**Assignment:**
Word for word, repeat all of the entries.

**Data records:**
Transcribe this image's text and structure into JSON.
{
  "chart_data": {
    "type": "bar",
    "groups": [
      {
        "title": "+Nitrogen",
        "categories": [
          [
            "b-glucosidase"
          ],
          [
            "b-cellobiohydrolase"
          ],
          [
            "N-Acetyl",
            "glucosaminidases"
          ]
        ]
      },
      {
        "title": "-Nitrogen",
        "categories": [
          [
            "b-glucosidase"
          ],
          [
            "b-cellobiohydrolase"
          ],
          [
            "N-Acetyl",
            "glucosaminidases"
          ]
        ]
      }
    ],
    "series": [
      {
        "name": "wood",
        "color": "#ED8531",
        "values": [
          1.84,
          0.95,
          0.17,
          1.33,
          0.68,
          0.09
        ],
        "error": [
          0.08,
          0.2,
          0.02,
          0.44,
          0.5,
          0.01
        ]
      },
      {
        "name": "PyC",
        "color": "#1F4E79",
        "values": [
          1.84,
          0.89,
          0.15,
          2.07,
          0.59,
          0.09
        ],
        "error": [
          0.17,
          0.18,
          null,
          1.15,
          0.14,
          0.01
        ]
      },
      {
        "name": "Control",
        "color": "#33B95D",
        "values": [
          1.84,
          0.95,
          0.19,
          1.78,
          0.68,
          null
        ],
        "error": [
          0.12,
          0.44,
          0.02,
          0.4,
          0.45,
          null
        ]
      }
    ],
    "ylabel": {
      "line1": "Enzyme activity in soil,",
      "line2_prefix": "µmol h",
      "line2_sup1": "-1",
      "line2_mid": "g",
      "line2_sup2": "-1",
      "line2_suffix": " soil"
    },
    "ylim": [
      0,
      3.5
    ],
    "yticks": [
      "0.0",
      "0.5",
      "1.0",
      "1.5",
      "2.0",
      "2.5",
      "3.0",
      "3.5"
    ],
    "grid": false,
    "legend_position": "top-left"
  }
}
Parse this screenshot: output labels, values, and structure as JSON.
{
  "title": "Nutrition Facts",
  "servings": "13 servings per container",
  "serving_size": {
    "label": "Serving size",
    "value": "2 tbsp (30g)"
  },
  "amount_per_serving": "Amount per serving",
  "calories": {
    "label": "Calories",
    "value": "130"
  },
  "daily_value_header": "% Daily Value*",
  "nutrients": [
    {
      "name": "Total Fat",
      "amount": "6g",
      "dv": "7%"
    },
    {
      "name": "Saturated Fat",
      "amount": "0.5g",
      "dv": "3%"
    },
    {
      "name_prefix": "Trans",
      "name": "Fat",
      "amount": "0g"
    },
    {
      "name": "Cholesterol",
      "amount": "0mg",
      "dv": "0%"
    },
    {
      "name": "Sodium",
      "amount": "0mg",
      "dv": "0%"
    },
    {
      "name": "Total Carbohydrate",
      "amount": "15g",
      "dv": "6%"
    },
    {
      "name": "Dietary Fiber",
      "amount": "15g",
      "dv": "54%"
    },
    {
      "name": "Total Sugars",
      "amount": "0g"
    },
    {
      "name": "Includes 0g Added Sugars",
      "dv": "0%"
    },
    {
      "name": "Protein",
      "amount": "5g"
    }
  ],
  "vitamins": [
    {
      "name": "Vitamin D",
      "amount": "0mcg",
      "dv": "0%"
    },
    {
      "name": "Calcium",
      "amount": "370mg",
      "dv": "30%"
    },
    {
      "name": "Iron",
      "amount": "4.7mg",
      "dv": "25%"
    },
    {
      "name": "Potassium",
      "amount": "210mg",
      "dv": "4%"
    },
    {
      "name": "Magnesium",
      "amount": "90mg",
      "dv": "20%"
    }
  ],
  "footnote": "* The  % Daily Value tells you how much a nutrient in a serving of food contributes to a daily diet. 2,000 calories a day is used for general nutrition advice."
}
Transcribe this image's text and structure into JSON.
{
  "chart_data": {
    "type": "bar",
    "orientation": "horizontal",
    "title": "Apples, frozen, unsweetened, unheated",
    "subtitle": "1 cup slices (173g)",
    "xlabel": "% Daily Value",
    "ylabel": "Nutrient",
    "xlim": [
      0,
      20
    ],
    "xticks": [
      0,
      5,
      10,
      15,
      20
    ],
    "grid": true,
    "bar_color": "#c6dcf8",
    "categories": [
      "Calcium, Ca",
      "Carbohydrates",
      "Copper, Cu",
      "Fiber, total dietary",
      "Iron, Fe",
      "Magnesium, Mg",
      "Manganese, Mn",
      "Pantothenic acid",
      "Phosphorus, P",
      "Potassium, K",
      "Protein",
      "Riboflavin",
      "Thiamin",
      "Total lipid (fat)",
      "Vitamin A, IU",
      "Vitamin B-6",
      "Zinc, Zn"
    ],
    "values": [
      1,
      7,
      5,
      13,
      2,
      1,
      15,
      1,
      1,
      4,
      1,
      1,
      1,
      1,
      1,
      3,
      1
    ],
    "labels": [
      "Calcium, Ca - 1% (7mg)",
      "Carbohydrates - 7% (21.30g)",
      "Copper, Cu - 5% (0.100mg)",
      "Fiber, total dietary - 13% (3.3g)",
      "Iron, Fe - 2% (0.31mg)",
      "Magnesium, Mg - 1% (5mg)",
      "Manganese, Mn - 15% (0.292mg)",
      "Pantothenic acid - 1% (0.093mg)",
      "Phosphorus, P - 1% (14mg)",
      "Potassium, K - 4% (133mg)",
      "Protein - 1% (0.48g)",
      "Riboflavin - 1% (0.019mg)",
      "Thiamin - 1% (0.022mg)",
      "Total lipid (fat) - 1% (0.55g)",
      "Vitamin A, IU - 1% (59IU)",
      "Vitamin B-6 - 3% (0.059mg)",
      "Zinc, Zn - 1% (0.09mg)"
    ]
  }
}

**Solved exercise:**
Transcribe this image's text and structure into JSON.
{
  "chart_data": {
    "type": "bar",
    "groups": [
      {
        "title": "+Nitrogen",
        "categories": [
          [
            "b-glucosidase"
          ],
          [
            "b-cellobiohydrolase"
          ],
          [
            "N-Acetyl",
            "glucosaminidases"
          ]
        ]
      },
      {
        "title": "-Nitrogen",
        "categories": [
          [
            "b-glucosidase"
          ],
          [
            "b-cellobiohydrolase"
          ],
          [
            "N-Acetyl",
            "glucosaminidases"
          ]
        ]
      }
    ],
    "series": [
      {
        "name": "wood",
        "color": "#ED8531",
        "values": [
          1.84,
          0.95,
          0.17,
          1.33,
          0.68,
          0.09
        ],
        "error": [
          0.08,
          0.2,
          0.02,
          0.44,
          0.5,
          0.01
        ]
      },
      {
        "name": "PyC",
        "color": "#1F4E79",
        "values": [
          1.84,
          0.89,
          0.15,
          2.07,
          0.59,
          0.09
        ],
        "error": [
          0.17,
          0.18,
          null,
          1.15,
          0.14,
          0.01
        ]
      },
      {
        "name": "Control",
        "color": "#33B95D",
        "values": [
          1.84,
          0.95,
          0.19,
          1.78,
          0.68,
          null
        ],
        "error": [
          0.12,
          0.44,
          0.02,
          0.4,
          0.45,
          null
        ]
      }
    ],
    "ylabel": {
      "line1": "Enzyme activity in soil,",
      "line2_prefix": "µmol h",
      "line2_sup1": "-1",
      "line2_mid": "g",
      "line2_sup2": "-1",
      "line2_suffix": " soil"
    },
    "ylim": [
      0,
      3.5
    ],
    "yticks": [
      "0.0",
      "0.5",
      "1.0",
      "1.5",
      "2.0",
      "2.5",
      "3.0",
      "3.5"
    ],
    "grid": false,
    "legend_position": "top-left"
  }
}
Parse this screenshot: output labels, values, and structure as JSON.
{
  "title": "Nutrition Facts",
  "servings": "13 servings per container",
  "serving_size": {
    "label": "Serving size",
    "value": "2 tbsp (30g)"
  },
  "amount_per_serving": "Amount per serving",
  "calories": {
    "label": "Calories",
    "value": "130"
  },
  "daily_value_header": "% Daily Value*",
  "nutrients": [
    {
      "name": "Total Fat",
      "amount": "6g",
      "dv": "7%"
    },
    {
      "name": "Saturated Fat",
      "amount": "0.5g",
      "dv": "3%"
    },
    {
      "name_prefix": "Trans",
      "name": "Fat",
      "amount": "0g"
    },
    {
      "name": "Cholesterol",
      "amount": "0mg",
      "dv": "0%"
    },
    {
      "name": "Sodium",
      "amount": "0mg",
      "dv": "0%"
    },
    {
      "name": "Total Carbohydrate",
      "amount": "15g",
      "dv": "6%"
    },
    {
      "name": "Dietary Fiber",
      "amount": "15g",
      "dv": "54%"
    },
    {
      "name": "Total Sugars",
      "amount": "0g"
    },
    {
      "name": "Includes 0g Added Sugars",
      "dv": "0%"
    },
    {
      "name": "Protein",
      "amount": "5g"
    }
  ],
  "vitamins": [
    {
      "name": "Vitamin D",
      "amount": "0mcg",
      "dv": "0%"
    },
    {
      "name": "Calcium",
      "amount": "370mg",
      "dv": "30%"
    },
    {
      "name": "Iron",
      "amount": "4.7mg",
      "dv": "25%"
    },
    {
      "name": "Potassium",
      "amount": "210mg",
      "dv": "4%"
    },
    {
      "name": "Magnesium",
      "amount": "90mg",
      "dv": "20%"
    }
  ],
  "footnote": "* The  % Daily Value tells you how much a nutrient in a serving of food contributes to a daily diet. 2,000 calories a day is used for general nutrition advice."
}
Transcribe this image's text and structure into JSON.
{
  "chart_data": {
    "type": "bar",
    "orientation": "horizontal",
    "title": "Apples, frozen, unsweetened, unheated",
    "subtitle": "1 cup slices (173g)",
    "xlabel": "% Daily Value",
    "ylabel": "Nutrient",
    "xlim": [
      0,
      20
    ],
    "xticks": [
      0,
      5,
      10,
      15,
      20
    ],
    "grid": true,
    "bar_color": "#c6dcf8",
    "categories": [
      "Calcium, Ca",
      "Carbohydrates",
      "Copper, Cu",
      "Fiber, total dietary",
      "Iron, Fe",
      "Magnesium, Mg",
      "Manganese, Mn",
      "Pantothenic acid",
      "Phosphorus, P",
      "Potassium, K",
      "Protein",
      "Riboflavin",
      "Thiamin",
      "Total lipid (fat)",
      "Vitamin A, IU",
      "Vitamin B-6",
      "Zinc, Zn"
    ],
    "values": [
      1,
      7,
      5,
      13,
      2,
      1,
      15,
      1,
      1,
      4,
      1,
      1,
      1,
      1,
      1,
      3,
      1
    ],
    "labels": [
      "Calcium, Ca - 1% (7mg)",
      "Carbohydrates - 7% (21.30g)",
      "Copper, Cu - 5% (0.100mg)",
      "Fiber, total dietary - 13% (3.3g)",
      "Iron, Fe - 2% (0.31mg)",
      "Magnesium, Mg - 1% (5mg)",
      "Manganese, Mn - 15% (0.292mg)",
      "Pantothenic acid - 1% (0.093mg)",
      "Phosphorus, P - 1% (14mg)",
      "Potassium, K - 4% (133mg)",
      "Protein - 1% (0.48g)",
      "Riboflavin - 1% (0.019mg)",
      "Thiamin - 1% (0.022mg)",
      "Total lipid (fat) - 1% (0.55g)",
      "Vitamin A, IU - 1% (59IU)",
      "Vitamin B-6 - 3% (0.059mg)",
      "Zinc, Zn - 1% (0.09mg)"
    ]
  }
}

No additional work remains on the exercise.